··· Sağlanan kayıtlar

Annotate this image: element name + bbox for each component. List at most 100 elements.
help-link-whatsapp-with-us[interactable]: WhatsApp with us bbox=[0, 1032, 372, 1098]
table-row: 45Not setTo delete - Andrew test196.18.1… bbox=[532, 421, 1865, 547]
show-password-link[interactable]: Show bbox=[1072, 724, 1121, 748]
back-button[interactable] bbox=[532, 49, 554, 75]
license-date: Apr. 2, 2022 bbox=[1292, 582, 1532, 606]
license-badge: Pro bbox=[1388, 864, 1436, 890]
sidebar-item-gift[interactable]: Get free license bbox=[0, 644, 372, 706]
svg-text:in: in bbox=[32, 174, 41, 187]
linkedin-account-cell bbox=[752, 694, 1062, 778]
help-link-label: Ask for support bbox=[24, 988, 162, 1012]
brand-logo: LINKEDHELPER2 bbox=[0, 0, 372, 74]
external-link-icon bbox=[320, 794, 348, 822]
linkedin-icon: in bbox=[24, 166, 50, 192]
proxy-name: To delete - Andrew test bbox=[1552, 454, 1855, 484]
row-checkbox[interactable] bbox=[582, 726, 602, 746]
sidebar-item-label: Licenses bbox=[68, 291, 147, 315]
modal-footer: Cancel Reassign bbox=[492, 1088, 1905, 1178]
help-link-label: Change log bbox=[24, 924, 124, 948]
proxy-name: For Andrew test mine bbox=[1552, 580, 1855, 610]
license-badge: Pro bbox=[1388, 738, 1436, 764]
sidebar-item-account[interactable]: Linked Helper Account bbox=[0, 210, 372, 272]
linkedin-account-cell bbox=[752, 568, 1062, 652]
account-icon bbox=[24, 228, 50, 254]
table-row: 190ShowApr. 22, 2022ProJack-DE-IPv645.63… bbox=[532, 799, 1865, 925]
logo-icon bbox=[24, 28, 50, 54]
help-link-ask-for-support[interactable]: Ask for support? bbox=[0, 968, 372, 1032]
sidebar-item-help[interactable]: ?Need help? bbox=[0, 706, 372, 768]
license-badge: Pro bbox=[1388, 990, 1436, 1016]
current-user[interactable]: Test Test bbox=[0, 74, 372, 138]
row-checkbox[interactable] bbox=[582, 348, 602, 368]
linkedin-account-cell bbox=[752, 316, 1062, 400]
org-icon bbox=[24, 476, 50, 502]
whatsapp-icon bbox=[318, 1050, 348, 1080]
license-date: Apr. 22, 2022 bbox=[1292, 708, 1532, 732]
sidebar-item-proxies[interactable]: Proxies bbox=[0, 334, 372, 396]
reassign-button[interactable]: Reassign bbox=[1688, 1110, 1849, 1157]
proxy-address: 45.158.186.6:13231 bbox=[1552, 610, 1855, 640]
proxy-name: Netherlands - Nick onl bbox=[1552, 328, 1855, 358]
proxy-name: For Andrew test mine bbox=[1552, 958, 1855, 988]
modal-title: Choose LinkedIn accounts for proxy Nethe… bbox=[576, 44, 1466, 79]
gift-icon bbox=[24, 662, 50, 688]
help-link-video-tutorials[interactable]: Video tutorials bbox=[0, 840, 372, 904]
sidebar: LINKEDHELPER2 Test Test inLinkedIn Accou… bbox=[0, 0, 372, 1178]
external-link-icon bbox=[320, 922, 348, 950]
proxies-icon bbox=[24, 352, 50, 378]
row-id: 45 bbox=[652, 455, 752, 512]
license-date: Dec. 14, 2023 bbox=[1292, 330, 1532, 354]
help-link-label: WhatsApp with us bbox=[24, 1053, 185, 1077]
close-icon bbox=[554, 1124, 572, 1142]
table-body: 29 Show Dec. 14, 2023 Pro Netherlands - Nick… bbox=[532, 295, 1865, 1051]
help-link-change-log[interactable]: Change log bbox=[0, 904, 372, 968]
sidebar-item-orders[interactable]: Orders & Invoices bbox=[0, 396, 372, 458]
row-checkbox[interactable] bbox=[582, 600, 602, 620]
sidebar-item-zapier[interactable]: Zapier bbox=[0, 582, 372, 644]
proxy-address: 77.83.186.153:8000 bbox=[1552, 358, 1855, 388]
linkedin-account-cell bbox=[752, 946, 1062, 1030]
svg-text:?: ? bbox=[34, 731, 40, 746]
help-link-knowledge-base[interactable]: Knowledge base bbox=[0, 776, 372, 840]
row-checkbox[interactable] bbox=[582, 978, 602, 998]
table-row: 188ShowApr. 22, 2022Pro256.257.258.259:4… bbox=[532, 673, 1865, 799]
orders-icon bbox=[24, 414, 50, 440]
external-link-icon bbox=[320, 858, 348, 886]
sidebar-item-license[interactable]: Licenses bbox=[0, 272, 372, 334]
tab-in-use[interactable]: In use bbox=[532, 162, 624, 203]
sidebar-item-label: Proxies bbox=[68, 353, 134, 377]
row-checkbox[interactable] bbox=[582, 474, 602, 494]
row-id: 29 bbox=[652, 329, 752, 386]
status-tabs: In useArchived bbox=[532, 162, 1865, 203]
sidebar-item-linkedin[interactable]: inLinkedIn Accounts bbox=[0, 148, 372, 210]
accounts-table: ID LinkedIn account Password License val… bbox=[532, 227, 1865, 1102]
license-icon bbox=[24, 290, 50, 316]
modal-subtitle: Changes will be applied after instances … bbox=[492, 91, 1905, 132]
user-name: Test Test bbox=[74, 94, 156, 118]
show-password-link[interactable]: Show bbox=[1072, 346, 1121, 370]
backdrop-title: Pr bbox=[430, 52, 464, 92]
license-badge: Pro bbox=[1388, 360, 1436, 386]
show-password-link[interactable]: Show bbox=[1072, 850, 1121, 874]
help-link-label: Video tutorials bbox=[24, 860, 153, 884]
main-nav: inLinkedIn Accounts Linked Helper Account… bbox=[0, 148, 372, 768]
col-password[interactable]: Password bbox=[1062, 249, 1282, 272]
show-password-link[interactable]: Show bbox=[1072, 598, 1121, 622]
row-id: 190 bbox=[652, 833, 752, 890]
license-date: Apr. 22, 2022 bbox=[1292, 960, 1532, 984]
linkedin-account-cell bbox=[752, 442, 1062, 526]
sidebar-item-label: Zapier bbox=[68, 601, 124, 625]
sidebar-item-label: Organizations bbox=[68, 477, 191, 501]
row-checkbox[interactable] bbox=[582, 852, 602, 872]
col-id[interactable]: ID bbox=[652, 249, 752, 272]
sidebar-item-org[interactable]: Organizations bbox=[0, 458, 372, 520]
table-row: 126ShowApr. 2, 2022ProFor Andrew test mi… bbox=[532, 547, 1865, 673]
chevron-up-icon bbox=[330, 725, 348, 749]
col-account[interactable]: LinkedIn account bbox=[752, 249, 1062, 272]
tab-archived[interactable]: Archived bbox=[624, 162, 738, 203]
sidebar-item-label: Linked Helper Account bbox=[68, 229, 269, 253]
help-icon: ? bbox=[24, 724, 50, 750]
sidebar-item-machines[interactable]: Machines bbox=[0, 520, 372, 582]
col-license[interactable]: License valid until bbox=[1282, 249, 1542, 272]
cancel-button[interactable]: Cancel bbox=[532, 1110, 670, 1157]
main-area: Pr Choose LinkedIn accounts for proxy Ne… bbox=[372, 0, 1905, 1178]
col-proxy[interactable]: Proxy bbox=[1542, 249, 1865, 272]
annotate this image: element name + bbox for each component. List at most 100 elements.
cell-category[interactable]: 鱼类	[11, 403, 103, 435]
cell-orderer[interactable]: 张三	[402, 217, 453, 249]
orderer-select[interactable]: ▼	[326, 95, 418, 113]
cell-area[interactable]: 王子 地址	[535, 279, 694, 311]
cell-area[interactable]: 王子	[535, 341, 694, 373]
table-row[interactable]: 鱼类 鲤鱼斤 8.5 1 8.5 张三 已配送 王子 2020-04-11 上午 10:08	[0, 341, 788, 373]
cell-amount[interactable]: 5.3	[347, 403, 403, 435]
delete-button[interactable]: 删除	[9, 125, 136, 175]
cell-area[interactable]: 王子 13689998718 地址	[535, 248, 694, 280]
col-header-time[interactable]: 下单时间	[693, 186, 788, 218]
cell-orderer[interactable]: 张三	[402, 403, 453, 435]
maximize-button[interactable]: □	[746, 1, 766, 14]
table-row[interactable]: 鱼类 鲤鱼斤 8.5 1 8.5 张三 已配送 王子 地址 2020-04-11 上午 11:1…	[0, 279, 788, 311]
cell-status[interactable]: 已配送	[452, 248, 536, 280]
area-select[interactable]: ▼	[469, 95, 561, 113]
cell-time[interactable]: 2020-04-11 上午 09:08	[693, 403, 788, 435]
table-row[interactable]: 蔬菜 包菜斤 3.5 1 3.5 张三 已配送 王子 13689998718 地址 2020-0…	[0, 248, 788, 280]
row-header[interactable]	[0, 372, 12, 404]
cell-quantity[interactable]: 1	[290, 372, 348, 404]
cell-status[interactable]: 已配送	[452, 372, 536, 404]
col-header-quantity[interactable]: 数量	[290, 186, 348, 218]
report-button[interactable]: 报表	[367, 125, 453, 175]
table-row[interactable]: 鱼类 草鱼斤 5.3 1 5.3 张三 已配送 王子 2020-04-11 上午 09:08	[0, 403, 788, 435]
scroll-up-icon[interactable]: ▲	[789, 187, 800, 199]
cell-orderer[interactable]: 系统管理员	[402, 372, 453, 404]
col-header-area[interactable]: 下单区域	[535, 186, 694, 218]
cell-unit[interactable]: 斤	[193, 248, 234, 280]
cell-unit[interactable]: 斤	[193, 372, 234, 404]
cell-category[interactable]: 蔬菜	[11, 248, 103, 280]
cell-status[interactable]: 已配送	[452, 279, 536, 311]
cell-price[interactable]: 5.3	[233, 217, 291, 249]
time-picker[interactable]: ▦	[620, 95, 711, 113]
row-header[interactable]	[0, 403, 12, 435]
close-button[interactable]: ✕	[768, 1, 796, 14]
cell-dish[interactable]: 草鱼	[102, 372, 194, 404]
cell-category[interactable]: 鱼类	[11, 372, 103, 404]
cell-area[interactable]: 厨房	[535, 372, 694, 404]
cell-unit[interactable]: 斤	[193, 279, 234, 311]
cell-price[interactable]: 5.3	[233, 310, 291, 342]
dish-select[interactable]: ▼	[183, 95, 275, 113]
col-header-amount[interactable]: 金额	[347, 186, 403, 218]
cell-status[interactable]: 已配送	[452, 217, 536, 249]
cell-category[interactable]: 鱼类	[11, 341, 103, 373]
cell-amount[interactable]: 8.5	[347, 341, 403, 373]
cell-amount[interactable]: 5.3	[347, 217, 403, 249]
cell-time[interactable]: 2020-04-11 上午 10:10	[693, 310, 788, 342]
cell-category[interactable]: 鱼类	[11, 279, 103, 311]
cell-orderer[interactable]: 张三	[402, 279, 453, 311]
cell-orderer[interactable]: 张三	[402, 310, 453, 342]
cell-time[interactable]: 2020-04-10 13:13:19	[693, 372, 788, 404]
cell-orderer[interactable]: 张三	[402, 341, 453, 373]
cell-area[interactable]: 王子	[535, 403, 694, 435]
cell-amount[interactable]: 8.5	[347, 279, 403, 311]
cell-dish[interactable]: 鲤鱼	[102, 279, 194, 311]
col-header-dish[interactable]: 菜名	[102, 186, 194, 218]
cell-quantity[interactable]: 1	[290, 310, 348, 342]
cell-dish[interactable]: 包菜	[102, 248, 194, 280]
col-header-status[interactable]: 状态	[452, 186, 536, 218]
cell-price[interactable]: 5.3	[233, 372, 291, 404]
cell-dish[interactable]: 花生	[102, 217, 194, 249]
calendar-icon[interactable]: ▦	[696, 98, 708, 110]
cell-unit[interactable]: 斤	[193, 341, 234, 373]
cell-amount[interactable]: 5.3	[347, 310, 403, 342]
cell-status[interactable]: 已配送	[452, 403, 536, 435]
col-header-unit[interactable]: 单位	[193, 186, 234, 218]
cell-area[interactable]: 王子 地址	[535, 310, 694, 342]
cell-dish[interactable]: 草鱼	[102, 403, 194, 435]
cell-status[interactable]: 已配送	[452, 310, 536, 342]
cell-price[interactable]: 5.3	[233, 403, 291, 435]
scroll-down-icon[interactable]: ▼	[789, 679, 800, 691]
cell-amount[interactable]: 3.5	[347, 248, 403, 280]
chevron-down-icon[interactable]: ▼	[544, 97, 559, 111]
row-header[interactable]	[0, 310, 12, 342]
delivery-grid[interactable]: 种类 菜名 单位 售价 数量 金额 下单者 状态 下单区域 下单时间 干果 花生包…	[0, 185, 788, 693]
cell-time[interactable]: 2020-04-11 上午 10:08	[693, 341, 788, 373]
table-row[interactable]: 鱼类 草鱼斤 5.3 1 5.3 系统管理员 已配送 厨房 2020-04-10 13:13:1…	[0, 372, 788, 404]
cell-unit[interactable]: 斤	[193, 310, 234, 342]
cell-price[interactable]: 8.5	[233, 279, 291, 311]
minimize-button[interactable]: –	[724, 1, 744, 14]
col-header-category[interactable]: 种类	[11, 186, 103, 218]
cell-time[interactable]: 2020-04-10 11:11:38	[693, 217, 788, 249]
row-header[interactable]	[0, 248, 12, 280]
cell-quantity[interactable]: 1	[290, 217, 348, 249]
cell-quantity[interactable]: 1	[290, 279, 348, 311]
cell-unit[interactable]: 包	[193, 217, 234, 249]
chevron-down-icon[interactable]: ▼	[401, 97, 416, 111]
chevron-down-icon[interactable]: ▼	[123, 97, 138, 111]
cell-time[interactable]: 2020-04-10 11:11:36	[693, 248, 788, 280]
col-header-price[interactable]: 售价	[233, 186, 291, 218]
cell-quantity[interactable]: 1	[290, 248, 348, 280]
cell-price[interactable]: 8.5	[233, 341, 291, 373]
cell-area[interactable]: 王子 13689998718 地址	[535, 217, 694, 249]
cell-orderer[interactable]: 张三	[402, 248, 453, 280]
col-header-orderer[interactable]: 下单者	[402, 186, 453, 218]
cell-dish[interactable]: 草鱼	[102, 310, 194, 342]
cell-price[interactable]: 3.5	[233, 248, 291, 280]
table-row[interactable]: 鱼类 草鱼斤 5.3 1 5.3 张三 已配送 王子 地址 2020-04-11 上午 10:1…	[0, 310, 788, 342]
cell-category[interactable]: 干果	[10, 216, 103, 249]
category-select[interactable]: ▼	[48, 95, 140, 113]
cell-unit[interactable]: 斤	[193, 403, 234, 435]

······

▸ Verilen görev: Kayıtların ilk satırından başlayıp "license-date: Apr. 2, 2022" ifadesini içeren satıra kadar (bu satır da dahil) uzanan satırları, boş satırları atlayarak, Sıra ve Satır sütunlarından oluşan bir Markdown tablosu olarak düzenleyin.

▸ Doğru yanıt:
| Sıra | Satır |
|---|---|
| 1 | Annotate this image: element name + bbox for each component. List at most 100 elements. |
| 2 | help-link-whatsapp-with-us[interactable]: WhatsApp with us bbox=[0, 1032, 372, 1098] |
| 3 | table-row: 45Not setTo delete - Andrew test196.18.1… bbox=[532, 421, 1865, 547] |
| 4 | show-password-link[interactable]: Show bbox=[1072, 724, 1121, 748] |
| 5 | back-button[interactable] bbox=[532, 49, 554, 75] |
| 6 | license-date: Apr. 2, 2022 bbox=[1292, 582, 1532, 606] |